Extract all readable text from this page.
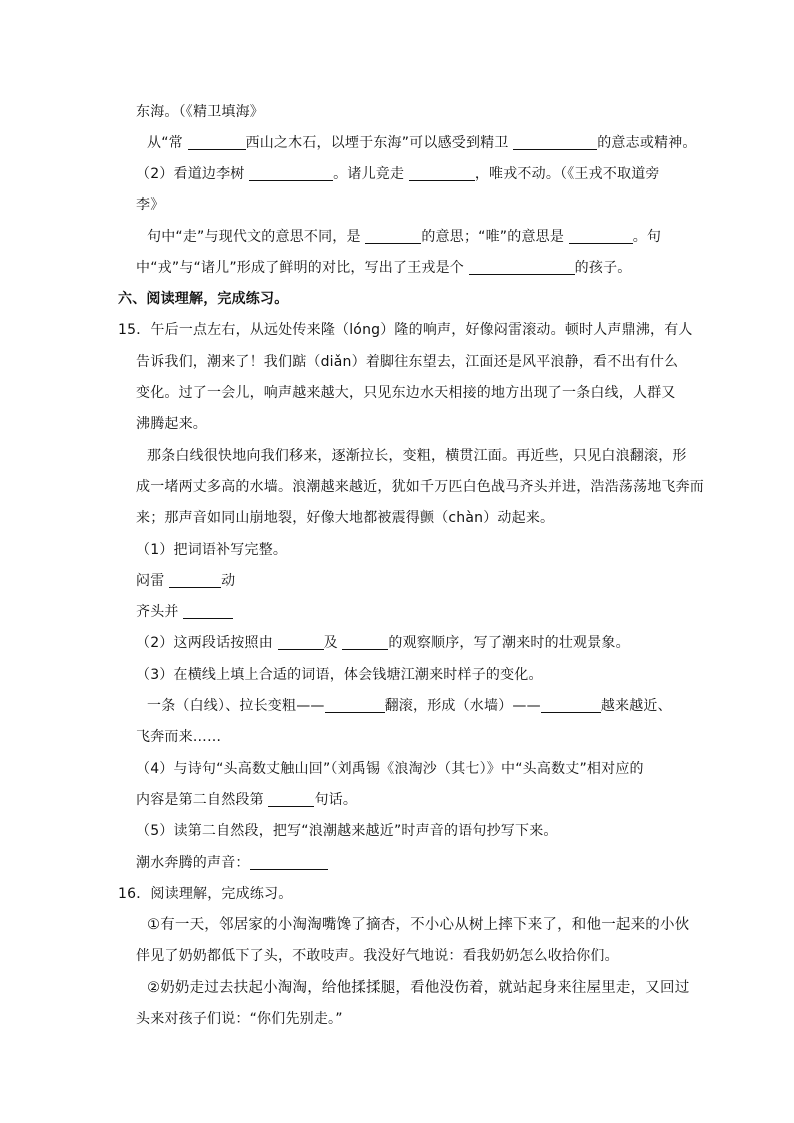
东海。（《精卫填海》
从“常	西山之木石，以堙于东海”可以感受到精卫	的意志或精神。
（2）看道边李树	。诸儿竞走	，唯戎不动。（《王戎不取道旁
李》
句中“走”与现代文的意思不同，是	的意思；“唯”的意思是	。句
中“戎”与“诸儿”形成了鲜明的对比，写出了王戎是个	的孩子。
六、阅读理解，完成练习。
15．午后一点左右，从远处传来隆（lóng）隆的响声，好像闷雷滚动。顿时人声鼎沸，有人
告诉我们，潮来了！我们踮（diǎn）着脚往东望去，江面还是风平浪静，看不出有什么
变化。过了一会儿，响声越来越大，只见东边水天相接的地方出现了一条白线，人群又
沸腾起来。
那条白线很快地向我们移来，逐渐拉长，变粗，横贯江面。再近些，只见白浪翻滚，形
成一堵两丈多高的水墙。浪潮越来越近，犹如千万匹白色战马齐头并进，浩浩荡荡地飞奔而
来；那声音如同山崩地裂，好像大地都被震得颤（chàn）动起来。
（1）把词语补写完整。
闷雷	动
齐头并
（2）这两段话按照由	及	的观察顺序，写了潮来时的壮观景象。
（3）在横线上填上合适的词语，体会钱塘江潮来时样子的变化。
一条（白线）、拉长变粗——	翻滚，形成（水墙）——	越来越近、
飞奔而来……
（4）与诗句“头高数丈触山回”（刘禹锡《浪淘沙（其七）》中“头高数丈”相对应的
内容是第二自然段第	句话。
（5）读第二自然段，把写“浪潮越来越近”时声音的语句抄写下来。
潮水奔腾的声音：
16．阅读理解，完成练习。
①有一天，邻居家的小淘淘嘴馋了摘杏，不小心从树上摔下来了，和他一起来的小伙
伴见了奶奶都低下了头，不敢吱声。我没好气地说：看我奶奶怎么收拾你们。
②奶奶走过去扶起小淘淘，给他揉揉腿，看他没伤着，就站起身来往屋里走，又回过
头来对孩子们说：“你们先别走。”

···

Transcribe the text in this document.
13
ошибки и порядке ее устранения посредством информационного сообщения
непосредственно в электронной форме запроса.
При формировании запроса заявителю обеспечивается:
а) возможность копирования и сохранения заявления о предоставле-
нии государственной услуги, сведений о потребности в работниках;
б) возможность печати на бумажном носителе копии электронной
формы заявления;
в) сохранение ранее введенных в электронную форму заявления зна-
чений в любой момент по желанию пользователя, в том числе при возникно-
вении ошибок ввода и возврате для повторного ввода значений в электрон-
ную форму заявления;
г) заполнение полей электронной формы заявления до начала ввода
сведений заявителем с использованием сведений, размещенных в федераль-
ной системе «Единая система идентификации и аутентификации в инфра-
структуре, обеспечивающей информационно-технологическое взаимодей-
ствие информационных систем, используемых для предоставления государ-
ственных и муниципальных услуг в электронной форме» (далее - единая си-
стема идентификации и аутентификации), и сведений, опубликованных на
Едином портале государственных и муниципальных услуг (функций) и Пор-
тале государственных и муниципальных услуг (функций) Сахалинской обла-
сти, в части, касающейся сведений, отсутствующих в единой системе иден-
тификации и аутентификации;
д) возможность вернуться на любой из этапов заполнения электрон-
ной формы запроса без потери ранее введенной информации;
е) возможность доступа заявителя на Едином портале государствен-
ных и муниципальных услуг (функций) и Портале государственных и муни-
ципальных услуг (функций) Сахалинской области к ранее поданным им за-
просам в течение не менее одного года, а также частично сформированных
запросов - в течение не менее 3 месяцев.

···

**The exercise**: Count every line in the preceding entries where the string "государственных" appears, then state only the total.

**Result**: 3